◆ MATERIAL PROVIDED:
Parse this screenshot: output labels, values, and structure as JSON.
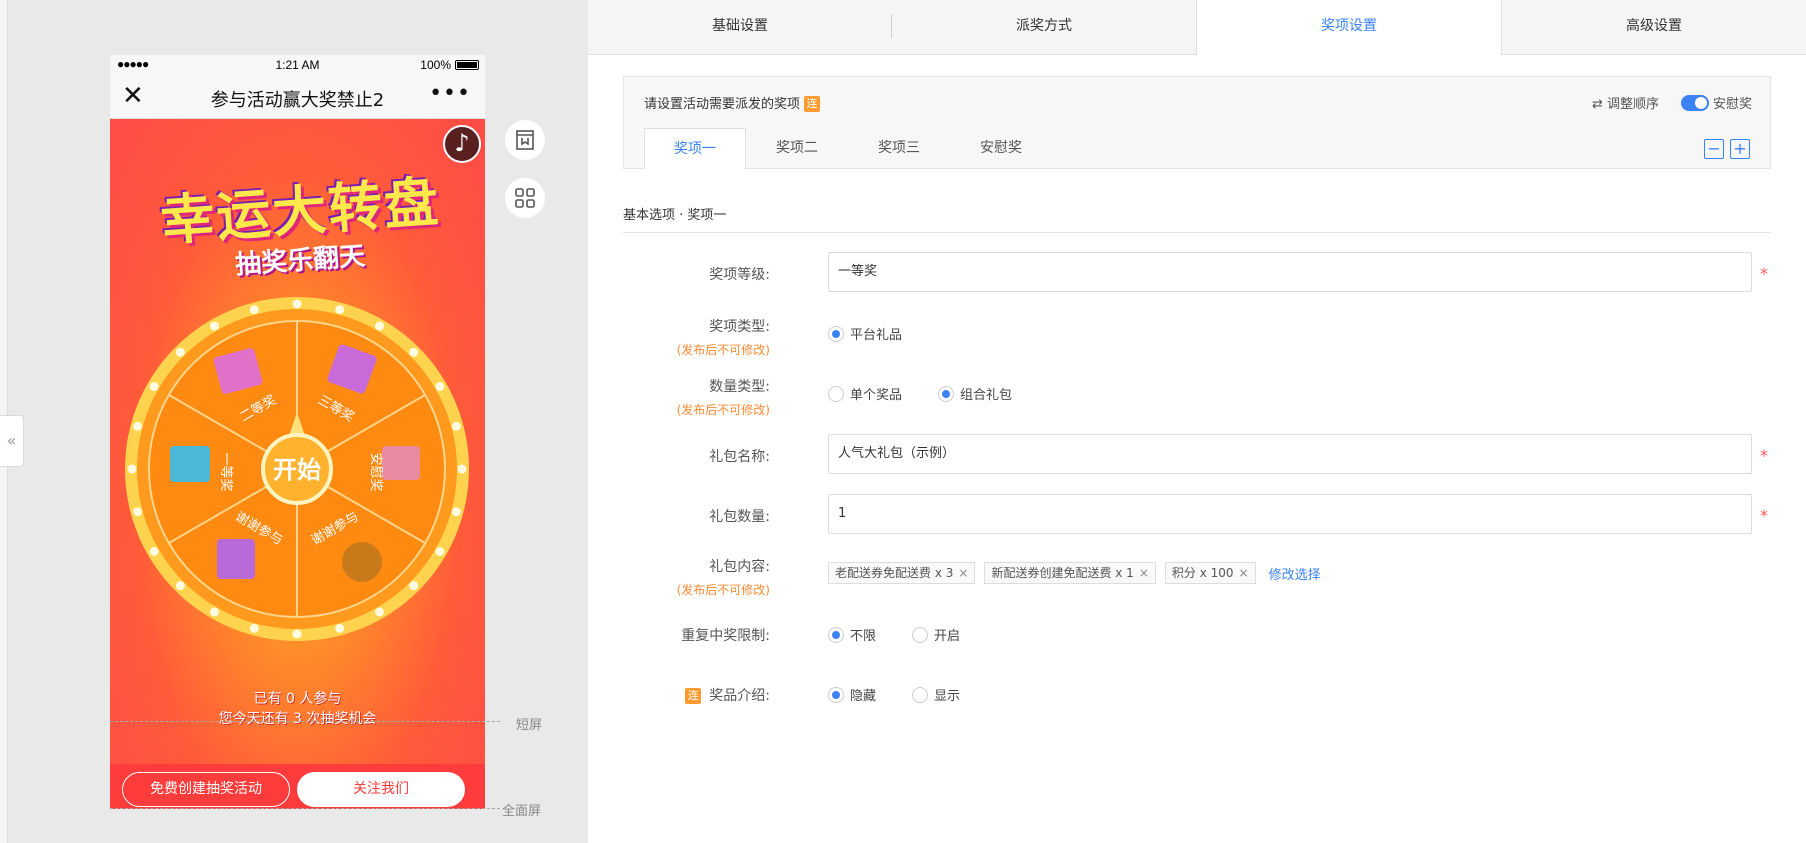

---

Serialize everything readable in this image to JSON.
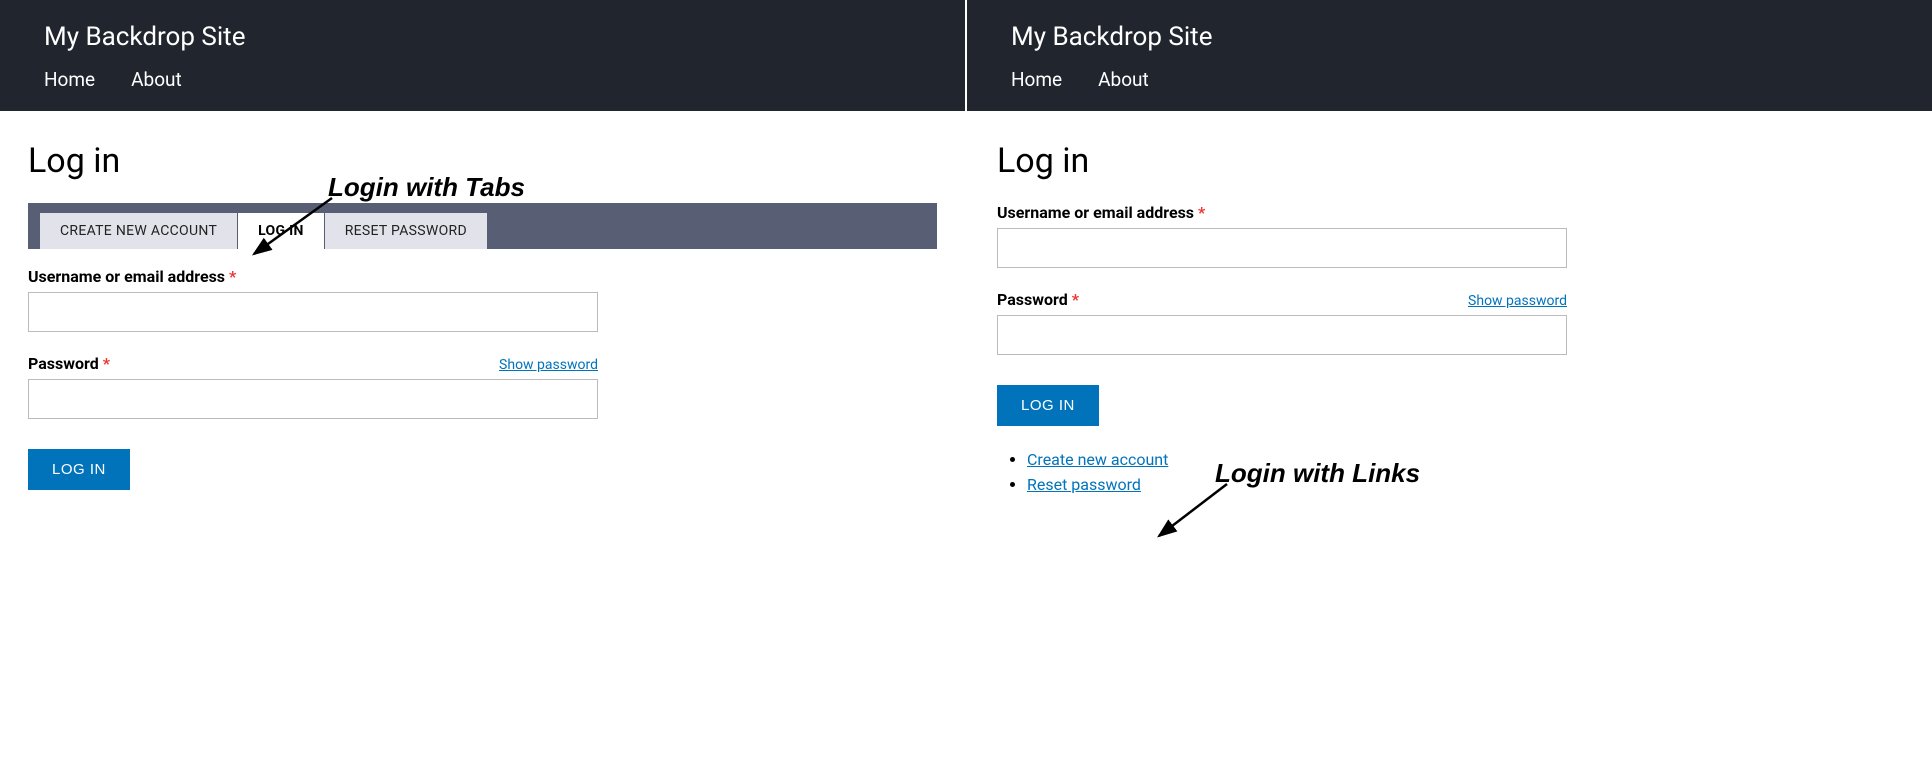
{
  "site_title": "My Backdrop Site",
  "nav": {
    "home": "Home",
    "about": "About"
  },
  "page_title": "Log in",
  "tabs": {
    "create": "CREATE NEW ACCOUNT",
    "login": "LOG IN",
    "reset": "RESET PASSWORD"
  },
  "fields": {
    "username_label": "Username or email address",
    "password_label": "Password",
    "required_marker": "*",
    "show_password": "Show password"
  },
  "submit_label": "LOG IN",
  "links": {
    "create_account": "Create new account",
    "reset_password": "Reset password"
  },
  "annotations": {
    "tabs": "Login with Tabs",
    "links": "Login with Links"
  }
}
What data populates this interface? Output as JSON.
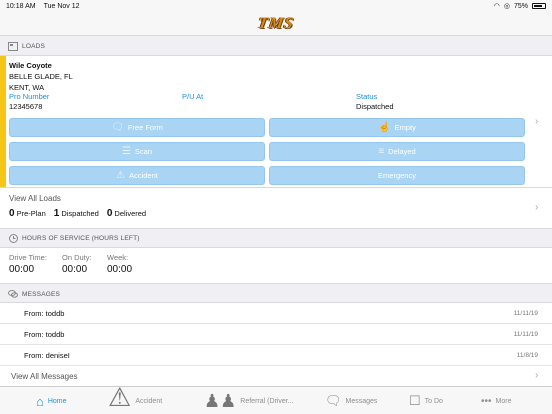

==

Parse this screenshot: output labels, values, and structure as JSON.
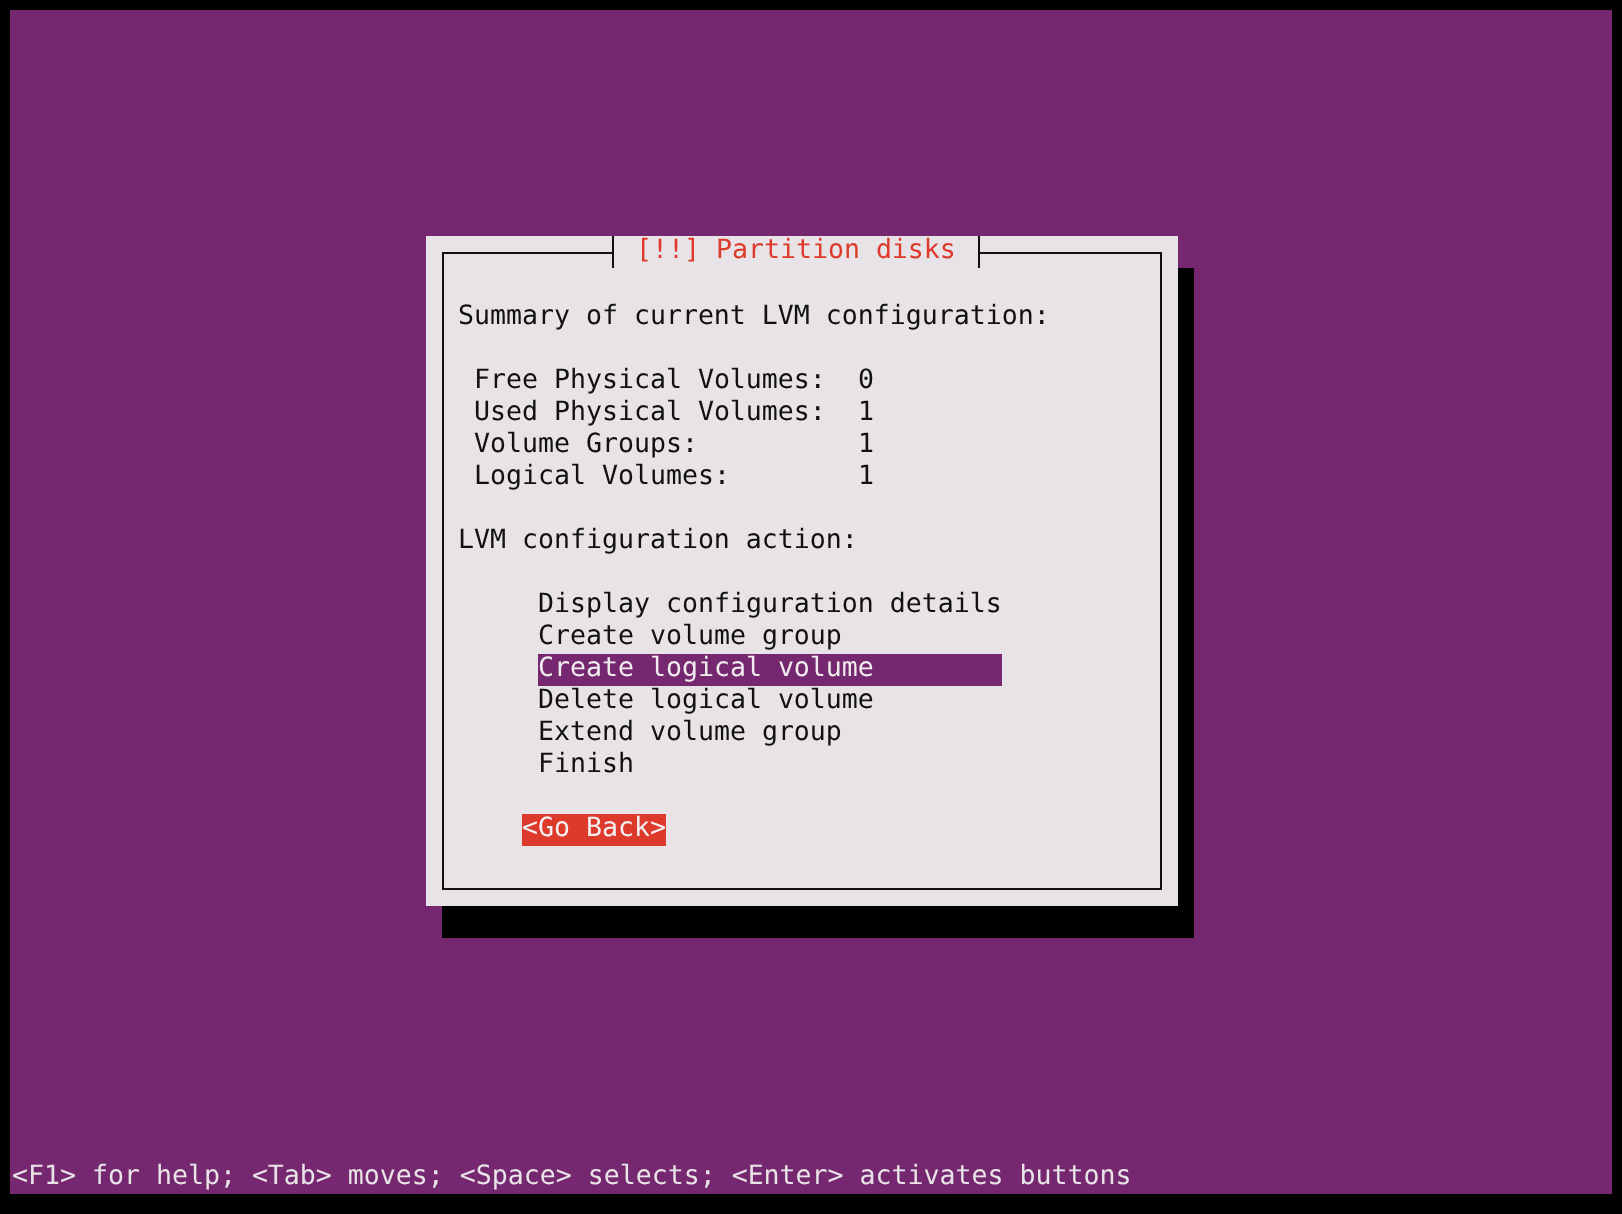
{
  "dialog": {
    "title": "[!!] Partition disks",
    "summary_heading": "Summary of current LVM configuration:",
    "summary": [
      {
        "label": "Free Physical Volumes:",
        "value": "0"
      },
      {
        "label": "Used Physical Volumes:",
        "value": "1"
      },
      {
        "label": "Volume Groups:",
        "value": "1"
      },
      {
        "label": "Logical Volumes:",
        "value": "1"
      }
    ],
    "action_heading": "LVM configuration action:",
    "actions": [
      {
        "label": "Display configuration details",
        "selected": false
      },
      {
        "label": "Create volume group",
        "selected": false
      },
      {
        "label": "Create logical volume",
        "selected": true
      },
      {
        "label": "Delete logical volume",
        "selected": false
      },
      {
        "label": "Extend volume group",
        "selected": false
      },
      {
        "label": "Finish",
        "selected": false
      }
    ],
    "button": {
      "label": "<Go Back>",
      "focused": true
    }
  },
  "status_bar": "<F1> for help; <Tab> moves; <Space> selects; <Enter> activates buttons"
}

◆ EXERCISE REQUIREMENTS: From the line containing "Serialize everything readable" to the line containing "What data populates", both lines included, give the text again exactly, without any pictures.

◆ ANSWER TO THIS TASK:
Serialize everything readable in this image to JSON.
{
  "site_title": "My Backdrop Site",
  "nav": {
    "home": "Home",
    "about": "About"
  },
  "page_title": "Log in",
  "tabs": {
    "create": "CREATE NEW ACCOUNT",
    "login": "LOG IN",
    "reset": "RESET PASSWORD"
  },
  "fields": {
    "username_label": "Username or email address",
    "password_label": "Password",
    "required_marker": "*",
    "show_password": "Show password"
  },
  "submit_label": "LOG IN",
  "links": {
    "create_account": "Create new account",
    "reset_password": "Reset password"
  },
  "annotations": {
    "tabs": "Login with Tabs",
    "links": "Login with Links"
  }
}
What data populates this interface? Output as JSON.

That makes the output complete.